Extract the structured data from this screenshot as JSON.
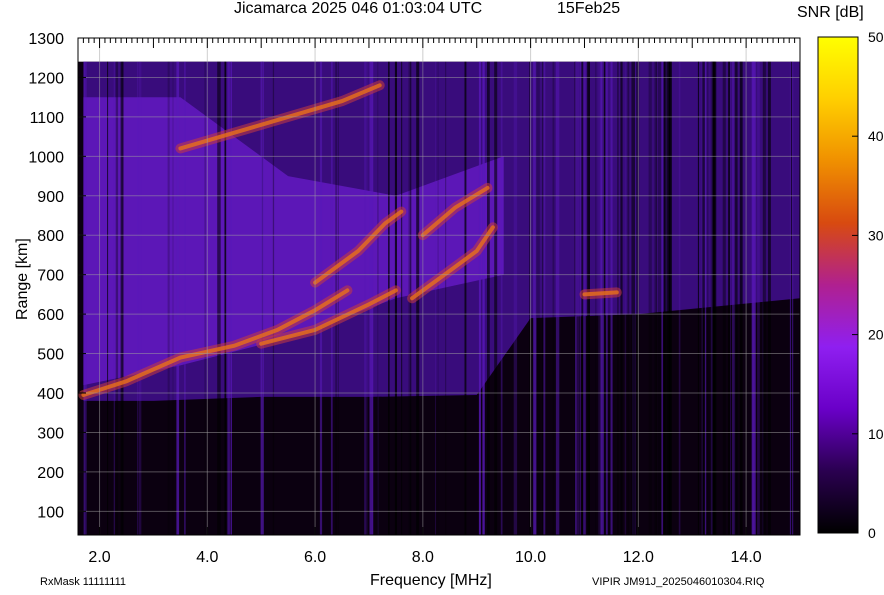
{
  "title": {
    "left": "Jicamarca 2025 046 01:03:04 UTC",
    "right": "15Feb25"
  },
  "footer": {
    "left": "RxMask 11111111",
    "right": "VIPIR  JM91J_2025046010304.RIQ"
  },
  "chart_data": {
    "type": "heatmap",
    "title": "Jicamarca 2025 046 01:03:04 UTC",
    "xlabel": "Frequency [MHz]",
    "ylabel": "Range [km]",
    "xlim": [
      1.6,
      15.0
    ],
    "ylim": [
      40,
      1300
    ],
    "x_ticks": [
      2.0,
      4.0,
      6.0,
      8.0,
      10.0,
      12.0,
      14.0
    ],
    "x_tick_labels": [
      "2.0",
      "4.0",
      "6.0",
      "8.0",
      "10.0",
      "12.0",
      "14.0"
    ],
    "y_ticks": [
      100,
      200,
      300,
      400,
      500,
      600,
      700,
      800,
      900,
      1000,
      1100,
      1200,
      1300
    ],
    "y_tick_labels": [
      "100",
      "200",
      "300",
      "400",
      "500",
      "600",
      "700",
      "800",
      "900",
      "1000",
      "1100",
      "1200",
      "1300"
    ],
    "grid": true,
    "data_range_max_km": 1240,
    "colorbar": {
      "label": "SNR [dB]",
      "min": 0,
      "max": 50,
      "ticks": [
        0,
        10,
        20,
        30,
        40,
        50
      ],
      "tick_labels": [
        "0",
        "10",
        "20",
        "30",
        "40",
        "50"
      ],
      "colors": [
        "#000000",
        "#2a0050",
        "#6a00c8",
        "#8f1ff0",
        "#b02090",
        "#d84a10",
        "#f09000",
        "#ffcf00",
        "#ffff00"
      ]
    },
    "traces": [
      {
        "x": [
          1.7,
          2.5,
          3.5,
          4.5,
          5.3,
          6.0,
          6.6
        ],
        "y": [
          395,
          430,
          490,
          520,
          560,
          610,
          660
        ]
      },
      {
        "x": [
          5.0,
          6.0,
          7.0,
          7.5
        ],
        "y": [
          525,
          560,
          625,
          660
        ]
      },
      {
        "x": [
          6.0,
          6.8,
          7.3,
          7.6
        ],
        "y": [
          680,
          760,
          830,
          860
        ]
      },
      {
        "x": [
          7.8,
          8.4,
          9.0,
          9.3
        ],
        "y": [
          640,
          700,
          760,
          820
        ]
      },
      {
        "x": [
          8.0,
          8.6,
          9.2
        ],
        "y": [
          800,
          870,
          920
        ]
      },
      {
        "x": [
          11.0,
          11.6
        ],
        "y": [
          650,
          655
        ]
      },
      {
        "x": [
          3.5,
          5.0,
          6.5,
          7.2
        ],
        "y": [
          1020,
          1080,
          1140,
          1180
        ]
      }
    ],
    "noise_floor_boundary": {
      "x": [
        1.7,
        3.0,
        5.0,
        7.0,
        9.0,
        10.0,
        12.0,
        15.0
      ],
      "y": [
        380,
        380,
        390,
        390,
        395,
        590,
        600,
        640
      ]
    }
  }
}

Exercise task: What is the number of lines that hold the string "title"? Give it alone.

Solution for this task: 2